-- BEGIN --
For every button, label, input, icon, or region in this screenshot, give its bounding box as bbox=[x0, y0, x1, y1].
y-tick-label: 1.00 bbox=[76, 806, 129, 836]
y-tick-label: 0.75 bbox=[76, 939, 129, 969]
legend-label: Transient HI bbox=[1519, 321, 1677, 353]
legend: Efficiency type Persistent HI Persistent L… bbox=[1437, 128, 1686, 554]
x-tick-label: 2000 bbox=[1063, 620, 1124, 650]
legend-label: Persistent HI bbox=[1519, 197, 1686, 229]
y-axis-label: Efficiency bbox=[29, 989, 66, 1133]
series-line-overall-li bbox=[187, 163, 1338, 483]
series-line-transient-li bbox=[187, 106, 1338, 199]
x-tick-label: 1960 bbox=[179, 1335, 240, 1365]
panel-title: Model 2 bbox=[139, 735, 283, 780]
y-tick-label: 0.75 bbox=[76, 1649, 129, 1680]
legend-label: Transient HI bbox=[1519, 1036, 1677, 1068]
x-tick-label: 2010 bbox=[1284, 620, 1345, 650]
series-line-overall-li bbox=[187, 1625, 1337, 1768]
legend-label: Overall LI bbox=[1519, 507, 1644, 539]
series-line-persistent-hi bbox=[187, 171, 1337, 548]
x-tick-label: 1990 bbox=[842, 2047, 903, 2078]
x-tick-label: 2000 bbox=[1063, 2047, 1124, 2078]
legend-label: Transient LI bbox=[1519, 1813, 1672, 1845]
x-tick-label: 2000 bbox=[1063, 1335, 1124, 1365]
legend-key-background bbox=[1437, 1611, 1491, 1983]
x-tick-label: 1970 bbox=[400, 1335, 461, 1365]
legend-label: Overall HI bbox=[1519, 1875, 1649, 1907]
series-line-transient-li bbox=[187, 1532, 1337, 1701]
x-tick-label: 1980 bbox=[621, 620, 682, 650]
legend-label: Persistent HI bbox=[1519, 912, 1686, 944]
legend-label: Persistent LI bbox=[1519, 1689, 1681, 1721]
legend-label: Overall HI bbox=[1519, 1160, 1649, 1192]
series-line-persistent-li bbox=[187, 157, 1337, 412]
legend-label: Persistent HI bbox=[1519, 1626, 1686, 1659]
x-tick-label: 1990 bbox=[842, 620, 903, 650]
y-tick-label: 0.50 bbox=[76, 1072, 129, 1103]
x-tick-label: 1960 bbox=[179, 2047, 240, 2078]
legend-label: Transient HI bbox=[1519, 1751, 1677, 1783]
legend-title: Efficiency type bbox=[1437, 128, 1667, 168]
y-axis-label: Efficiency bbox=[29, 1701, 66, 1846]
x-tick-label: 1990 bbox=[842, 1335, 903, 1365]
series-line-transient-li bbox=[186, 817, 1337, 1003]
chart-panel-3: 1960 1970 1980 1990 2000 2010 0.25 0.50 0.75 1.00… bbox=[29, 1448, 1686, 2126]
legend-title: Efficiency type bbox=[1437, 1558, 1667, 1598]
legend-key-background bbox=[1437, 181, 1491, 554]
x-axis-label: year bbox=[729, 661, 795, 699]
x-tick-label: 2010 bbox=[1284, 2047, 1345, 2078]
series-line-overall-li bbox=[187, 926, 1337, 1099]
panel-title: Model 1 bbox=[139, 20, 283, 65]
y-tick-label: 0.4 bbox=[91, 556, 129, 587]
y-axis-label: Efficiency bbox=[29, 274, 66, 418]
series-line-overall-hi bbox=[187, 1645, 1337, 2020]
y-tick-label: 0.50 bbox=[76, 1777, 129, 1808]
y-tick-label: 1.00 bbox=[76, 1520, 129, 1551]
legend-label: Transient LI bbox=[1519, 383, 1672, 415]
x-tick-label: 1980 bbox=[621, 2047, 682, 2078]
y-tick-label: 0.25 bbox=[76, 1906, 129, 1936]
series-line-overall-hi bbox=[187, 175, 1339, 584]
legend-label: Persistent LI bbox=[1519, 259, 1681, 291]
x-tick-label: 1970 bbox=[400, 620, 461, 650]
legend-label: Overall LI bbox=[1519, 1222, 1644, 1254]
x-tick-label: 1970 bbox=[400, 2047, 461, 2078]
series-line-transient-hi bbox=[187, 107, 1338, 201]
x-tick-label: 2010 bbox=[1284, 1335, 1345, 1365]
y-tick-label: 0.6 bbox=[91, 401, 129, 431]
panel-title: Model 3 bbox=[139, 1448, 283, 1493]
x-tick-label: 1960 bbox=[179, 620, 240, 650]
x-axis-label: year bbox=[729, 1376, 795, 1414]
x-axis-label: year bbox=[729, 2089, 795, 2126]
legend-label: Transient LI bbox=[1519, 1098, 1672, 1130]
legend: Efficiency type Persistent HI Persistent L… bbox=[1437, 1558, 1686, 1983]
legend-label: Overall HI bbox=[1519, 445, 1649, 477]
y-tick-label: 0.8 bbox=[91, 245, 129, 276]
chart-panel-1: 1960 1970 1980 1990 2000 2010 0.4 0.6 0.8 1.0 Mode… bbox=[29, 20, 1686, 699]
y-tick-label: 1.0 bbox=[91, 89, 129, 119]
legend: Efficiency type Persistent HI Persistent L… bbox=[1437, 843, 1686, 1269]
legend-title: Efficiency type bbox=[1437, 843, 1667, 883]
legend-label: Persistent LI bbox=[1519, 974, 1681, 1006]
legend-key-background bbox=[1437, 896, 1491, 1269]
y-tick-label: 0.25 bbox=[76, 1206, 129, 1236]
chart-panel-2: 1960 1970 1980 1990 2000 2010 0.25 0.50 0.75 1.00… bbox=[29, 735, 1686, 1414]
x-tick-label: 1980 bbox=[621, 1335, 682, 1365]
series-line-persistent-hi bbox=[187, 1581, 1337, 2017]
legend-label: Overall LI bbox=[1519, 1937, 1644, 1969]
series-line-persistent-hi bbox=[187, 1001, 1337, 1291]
-- END --
▶ [STATED EXERCISE]: Please give everything from the first entry down to the entry containing "legend-label: Persistent LI bbox=[1519, 1689, 1681, 1721]", inclusive, as a numbered list, leaving out any blank lines.

▶ [EXERCISE OUTPUT]:
1. For every button, label, input, icon, or region in this screenshot, give its bounding box as bbox=[x0, y0, x1, y1].
2. y-tick-label: 1.00 bbox=[76, 806, 129, 836]
3. y-tick-label: 0.75 bbox=[76, 939, 129, 969]
4. legend-label: Transient HI bbox=[1519, 321, 1677, 353]
5. legend: Efficiency type Persistent HI Persistent L… bbox=[1437, 128, 1686, 554]
6. x-tick-label: 2000 bbox=[1063, 620, 1124, 650]
7. legend-label: Persistent HI bbox=[1519, 197, 1686, 229]
8. y-axis-label: Efficiency bbox=[29, 989, 66, 1133]
9. series-line-overall-li bbox=[187, 163, 1338, 483]
10. series-line-transient-li bbox=[187, 106, 1338, 199]
11. x-tick-label: 1960 bbox=[179, 1335, 240, 1365]
12. panel-title: Model 2 bbox=[139, 735, 283, 780]
13. y-tick-label: 0.75 bbox=[76, 1649, 129, 1680]
14. legend-label: Transient HI bbox=[1519, 1036, 1677, 1068]
15. x-tick-label: 2010 bbox=[1284, 620, 1345, 650]
16. series-line-overall-li bbox=[187, 1625, 1337, 1768]
17. legend-label: Overall LI bbox=[1519, 507, 1644, 539]
18. series-line-persistent-hi bbox=[187, 171, 1337, 548]
19. x-tick-label: 1990 bbox=[842, 2047, 903, 2078]
20. x-tick-label: 2000 bbox=[1063, 2047, 1124, 2078]
21. legend-label: Transient LI bbox=[1519, 1813, 1672, 1845]
22. x-tick-label: 2000 bbox=[1063, 1335, 1124, 1365]
23. legend-key-background bbox=[1437, 1611, 1491, 1983]
24. x-tick-label: 1970 bbox=[400, 1335, 461, 1365]
25. legend-label: Overall HI bbox=[1519, 1875, 1649, 1907]
26. series-line-transient-li bbox=[187, 1532, 1337, 1701]
27. x-tick-label: 1980 bbox=[621, 620, 682, 650]
28. legend-label: Persistent HI bbox=[1519, 912, 1686, 944]
29. legend-label: Persistent LI bbox=[1519, 1689, 1681, 1721]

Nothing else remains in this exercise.